Dataset excerpts:

%%

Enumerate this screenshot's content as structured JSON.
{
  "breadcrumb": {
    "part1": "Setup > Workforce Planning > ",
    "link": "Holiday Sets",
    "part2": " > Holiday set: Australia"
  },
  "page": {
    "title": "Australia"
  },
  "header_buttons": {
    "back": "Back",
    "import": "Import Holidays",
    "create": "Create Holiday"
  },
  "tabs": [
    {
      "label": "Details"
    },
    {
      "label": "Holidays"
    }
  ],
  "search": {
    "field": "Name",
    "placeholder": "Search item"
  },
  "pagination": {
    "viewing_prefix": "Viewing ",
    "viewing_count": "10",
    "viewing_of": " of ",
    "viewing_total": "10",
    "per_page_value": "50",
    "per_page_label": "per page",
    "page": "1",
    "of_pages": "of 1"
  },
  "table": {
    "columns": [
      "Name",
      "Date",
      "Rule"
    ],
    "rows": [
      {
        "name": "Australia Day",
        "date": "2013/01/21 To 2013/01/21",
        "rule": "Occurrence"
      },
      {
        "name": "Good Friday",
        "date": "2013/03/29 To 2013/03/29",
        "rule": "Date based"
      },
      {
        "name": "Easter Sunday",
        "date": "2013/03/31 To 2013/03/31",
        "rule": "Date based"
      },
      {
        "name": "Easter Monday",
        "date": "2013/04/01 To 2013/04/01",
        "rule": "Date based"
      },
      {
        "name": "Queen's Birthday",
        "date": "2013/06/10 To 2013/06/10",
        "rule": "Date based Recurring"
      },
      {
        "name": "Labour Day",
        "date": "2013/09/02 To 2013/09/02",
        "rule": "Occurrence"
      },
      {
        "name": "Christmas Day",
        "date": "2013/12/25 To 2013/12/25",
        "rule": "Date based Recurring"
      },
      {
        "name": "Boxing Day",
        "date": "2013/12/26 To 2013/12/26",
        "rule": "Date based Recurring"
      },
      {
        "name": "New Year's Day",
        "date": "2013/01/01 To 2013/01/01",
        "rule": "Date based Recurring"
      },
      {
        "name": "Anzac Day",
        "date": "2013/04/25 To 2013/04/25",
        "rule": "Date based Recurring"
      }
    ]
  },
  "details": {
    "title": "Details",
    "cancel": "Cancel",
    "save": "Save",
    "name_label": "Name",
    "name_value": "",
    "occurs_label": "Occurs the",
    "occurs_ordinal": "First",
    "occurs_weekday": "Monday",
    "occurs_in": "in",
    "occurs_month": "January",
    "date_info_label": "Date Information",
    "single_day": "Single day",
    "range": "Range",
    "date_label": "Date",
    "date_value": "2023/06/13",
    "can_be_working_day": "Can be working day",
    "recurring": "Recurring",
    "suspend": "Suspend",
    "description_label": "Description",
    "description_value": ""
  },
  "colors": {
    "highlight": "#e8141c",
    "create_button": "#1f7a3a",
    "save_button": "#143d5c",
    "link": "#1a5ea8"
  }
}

%%

## EXERCISE GOAL:
Return the entries in full, keeping every line exactly as it is.

## SOLVED EXERCISE:
Enumerate this screenshot's content as structured JSON.
{
  "breadcrumb": {
    "part1": "Setup > Workforce Planning > ",
    "link": "Holiday Sets",
    "part2": " > Holiday set: Australia"
  },
  "page": {
    "title": "Australia"
  },
  "header_buttons": {
    "back": "Back",
    "import": "Import Holidays",
    "create": "Create Holiday"
  },
  "tabs": [
    {
      "label": "Details"
    },
    {
      "label": "Holidays"
    }
  ],
  "search": {
    "field": "Name",
    "placeholder": "Search item"
  },
  "pagination": {
    "viewing_prefix": "Viewing ",
    "viewing_count": "10",
    "viewing_of": " of ",
    "viewing_total": "10",
    "per_page_value": "50",
    "per_page_label": "per page",
    "page": "1",
    "of_pages": "of 1"
  },
  "table": {
    "columns": [
      "Name",
      "Date",
      "Rule"
    ],
    "rows": [
      {
        "name": "Australia Day",
        "date": "2013/01/21 To 2013/01/21",
        "rule": "Occurrence"
      },
      {
        "name": "Good Friday",
        "date": "2013/03/29 To 2013/03/29",
        "rule": "Date based"
      },
      {
        "name": "Easter Sunday",
        "date": "2013/03/31 To 2013/03/31",
        "rule": "Date based"
      },
      {
        "name": "Easter Monday",
        "date": "2013/04/01 To 2013/04/01",
        "rule": "Date based"
      },
      {
        "name": "Queen's Birthday",
        "date": "2013/06/10 To 2013/06/10",
        "rule": "Date based Recurring"
      },
      {
        "name": "Labour Day",
        "date": "2013/09/02 To 2013/09/02",
        "rule": "Occurrence"
      },
      {
        "name": "Christmas Day",
        "date": "2013/12/25 To 2013/12/25",
        "rule": "Date based Recurring"
      },
      {
        "name": "Boxing Day",
        "date": "2013/12/26 To 2013/12/26",
        "rule": "Date based Recurring"
      },
      {
        "name": "New Year's Day",
        "date": "2013/01/01 To 2013/01/01",
        "rule": "Date based Recurring"
      },
      {
        "name": "Anzac Day",
        "date": "2013/04/25 To 2013/04/25",
        "rule": "Date based Recurring"
      }
    ]
  },
  "details": {
    "title": "Details",
    "cancel": "Cancel",
    "save": "Save",
    "name_label": "Name",
    "name_value": "",
    "occurs_label": "Occurs the",
    "occurs_ordinal": "First",
    "occurs_weekday": "Monday",
    "occurs_in": "in",
    "occurs_month": "January",
    "date_info_label": "Date Information",
    "single_day": "Single day",
    "range": "Range",
    "date_label": "Date",
    "date_value": "2023/06/13",
    "can_be_working_day": "Can be working day",
    "recurring": "Recurring",
    "suspend": "Suspend",
    "description_label": "Description",
    "description_value": ""
  },
  "colors": {
    "highlight": "#e8141c",
    "create_button": "#1f7a3a",
    "save_button": "#143d5c",
    "link": "#1a5ea8"
  }
}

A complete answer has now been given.